_READING PASSAGE_
Table 3. Extracts potential and IE of the modified SPCE.

Electrodes	Extracts	E (V)			IE (µA/V)
		E1	E2	E3
Pt/C	pomegranate	0.2	0.39	0.55	52.51 ± 6.00
	hibiscus	0.22	0.40	-	54.84 ± 8.37
	pitaya	0.24	-	-	65.92 ± 7.52
Pt80%Ru20%/C	pomegranate	0.15	0.39	0.65	104.79 ± 6.89
	hibiscus	0.19	0.39	0.64	117.88 ± 9.78
	pitaya	0.19	0.65	-	66.87 ± 4.52
Pt60%Ru40%/C	pomegranate	0.15	0.39	0.64	74.48 ± 5.94
	hibiscus	0.20	0.40	0.64	154.96 ± 5.34
	pitaya	0.26	0.68	-	81.03 ± 7.05

and Figure 5. All the modified electrodes showed similar potential; however, EI values were quite different. For pitaya (Figure 5A) and hibiscus (Figure 5B) extracts, the following order of EI was obtained: Pt_60%Ru_40%/C > Pt_80%Ru_20%/C > Pt/C. Nevertheless, the order for pomegranate was Pt_80%Ru_20%/C > Pt_60%Ru_40%/C > Pt/C (Figure 5C). It is noticeable that the modified electrode with bimetallic materials was essential to evaluate the antioxidant content most accurately. Although the analyses with pomegranate showed that the Pt_80%Ru_20%/C had improved performance, the other two extract analyses also delivered the information that the Pt_60%Ru_40%/C could be considered as the optimized material for the analysis. To evaluate the performance of the materials comprehensively, we decided to analyze the XPS data comparing the Pt_60%Ru_40%/C and Pt/C electrodes.

Using a Shirley-type background for the spectra and a standard Gaussian-Lorentzian (GL) line shape fitting for the high-resolution data, we were able to evaluate the surface composition, oxidation state, and charge transfer tendencies between the electrocatalysts components by XPS [27]. The high-resolution spectrum obtained for Pt (Figure 6A,B) showed binding energies (B.E.) for Pt⁰ and Pt²⁺ species for both materials. However, completely different Pt²⁺/Pt⁰ ratios were observed, according to

Table 4. XPS data for the electrocatalysts.

Samples	Pt 4f7/2	Pt 4f5/2	Pt2+/Pt0
Pt/C	71.3	74.6	0.74
Pt60Ru40/C	71.3	74.6	1.68

. Analyses showed an unexpected outcome. The catalyst without Ru presented a higher content of the reduced Pt species. On the contrary, the sample with Ru 40.0 at.% addition showed more oxidized Pt species. Although it is just a possibility, we can suggest that the oxidized Pt species content could affect the materials’ performance, explaining the previously observed data.

_TO DO_
In the electrode passage above, which two electrodes were compared using XPS data?

_EXTRACTED MATERIAL_
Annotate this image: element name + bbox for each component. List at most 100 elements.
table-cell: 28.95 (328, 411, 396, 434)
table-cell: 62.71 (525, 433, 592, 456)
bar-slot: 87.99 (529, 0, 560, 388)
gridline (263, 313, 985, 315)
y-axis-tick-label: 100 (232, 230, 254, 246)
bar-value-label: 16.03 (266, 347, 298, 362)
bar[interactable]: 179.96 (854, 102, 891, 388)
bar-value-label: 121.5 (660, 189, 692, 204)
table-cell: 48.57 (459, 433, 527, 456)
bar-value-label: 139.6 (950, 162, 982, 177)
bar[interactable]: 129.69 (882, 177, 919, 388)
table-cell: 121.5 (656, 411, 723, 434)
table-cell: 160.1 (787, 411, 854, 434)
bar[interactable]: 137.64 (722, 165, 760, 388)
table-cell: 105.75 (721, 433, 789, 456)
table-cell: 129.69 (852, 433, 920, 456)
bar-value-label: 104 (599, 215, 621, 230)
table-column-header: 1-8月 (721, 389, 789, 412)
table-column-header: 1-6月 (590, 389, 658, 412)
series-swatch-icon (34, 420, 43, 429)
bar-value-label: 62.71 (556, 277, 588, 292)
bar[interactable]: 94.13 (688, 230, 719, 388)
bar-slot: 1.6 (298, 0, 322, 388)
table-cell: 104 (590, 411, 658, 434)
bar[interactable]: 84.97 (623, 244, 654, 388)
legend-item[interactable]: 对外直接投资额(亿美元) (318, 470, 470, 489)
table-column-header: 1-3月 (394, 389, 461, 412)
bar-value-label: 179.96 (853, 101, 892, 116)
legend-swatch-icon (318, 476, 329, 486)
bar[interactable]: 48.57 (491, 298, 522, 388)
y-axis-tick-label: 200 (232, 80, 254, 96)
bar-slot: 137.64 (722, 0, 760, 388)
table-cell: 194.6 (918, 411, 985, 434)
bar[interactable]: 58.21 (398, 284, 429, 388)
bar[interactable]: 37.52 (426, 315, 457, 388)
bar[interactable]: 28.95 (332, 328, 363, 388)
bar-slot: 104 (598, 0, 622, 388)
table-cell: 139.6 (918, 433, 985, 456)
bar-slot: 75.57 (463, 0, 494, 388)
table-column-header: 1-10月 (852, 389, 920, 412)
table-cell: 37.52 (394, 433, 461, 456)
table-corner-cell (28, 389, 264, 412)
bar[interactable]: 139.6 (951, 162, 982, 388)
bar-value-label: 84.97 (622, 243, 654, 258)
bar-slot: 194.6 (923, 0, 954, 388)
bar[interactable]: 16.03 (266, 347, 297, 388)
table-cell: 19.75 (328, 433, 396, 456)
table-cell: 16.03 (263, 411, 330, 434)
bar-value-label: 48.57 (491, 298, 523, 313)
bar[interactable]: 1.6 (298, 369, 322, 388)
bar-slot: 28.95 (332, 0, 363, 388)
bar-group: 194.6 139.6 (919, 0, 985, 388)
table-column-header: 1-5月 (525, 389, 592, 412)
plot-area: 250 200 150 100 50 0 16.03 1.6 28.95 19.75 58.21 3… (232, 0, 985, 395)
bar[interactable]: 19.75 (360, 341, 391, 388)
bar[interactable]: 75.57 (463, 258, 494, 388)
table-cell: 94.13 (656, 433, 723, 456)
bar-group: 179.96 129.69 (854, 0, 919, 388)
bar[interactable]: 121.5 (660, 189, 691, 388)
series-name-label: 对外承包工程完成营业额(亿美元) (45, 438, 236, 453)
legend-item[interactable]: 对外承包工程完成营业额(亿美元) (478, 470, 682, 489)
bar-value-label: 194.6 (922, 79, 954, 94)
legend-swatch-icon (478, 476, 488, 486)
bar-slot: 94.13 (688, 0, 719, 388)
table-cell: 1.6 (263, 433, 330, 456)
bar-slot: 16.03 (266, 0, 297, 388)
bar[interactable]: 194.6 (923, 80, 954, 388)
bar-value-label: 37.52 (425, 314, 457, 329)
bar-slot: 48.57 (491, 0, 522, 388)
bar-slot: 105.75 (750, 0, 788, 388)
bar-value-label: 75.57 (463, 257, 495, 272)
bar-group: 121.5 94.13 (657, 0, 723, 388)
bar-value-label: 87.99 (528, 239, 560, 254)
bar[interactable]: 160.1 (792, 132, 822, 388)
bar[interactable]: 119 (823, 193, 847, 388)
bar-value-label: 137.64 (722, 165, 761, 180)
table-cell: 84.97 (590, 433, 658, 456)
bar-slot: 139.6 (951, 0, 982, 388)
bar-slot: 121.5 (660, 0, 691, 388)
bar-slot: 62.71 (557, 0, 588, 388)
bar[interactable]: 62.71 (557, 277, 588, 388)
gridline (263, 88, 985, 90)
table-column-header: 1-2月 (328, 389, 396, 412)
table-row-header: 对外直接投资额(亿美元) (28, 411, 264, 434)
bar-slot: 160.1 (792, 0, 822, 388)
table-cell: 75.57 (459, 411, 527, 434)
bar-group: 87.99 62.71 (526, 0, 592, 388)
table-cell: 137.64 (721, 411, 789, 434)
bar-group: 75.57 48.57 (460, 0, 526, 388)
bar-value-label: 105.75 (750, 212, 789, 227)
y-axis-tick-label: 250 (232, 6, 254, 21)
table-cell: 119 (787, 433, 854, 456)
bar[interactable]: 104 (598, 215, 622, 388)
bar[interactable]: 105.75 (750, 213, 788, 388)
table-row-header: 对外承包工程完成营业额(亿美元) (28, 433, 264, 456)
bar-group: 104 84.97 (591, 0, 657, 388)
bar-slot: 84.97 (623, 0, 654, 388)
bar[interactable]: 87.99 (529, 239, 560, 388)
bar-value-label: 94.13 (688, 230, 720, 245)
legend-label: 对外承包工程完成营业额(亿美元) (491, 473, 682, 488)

_ANSWER FOR THE TASK_
Pt60%Ru40%/C and Pt/C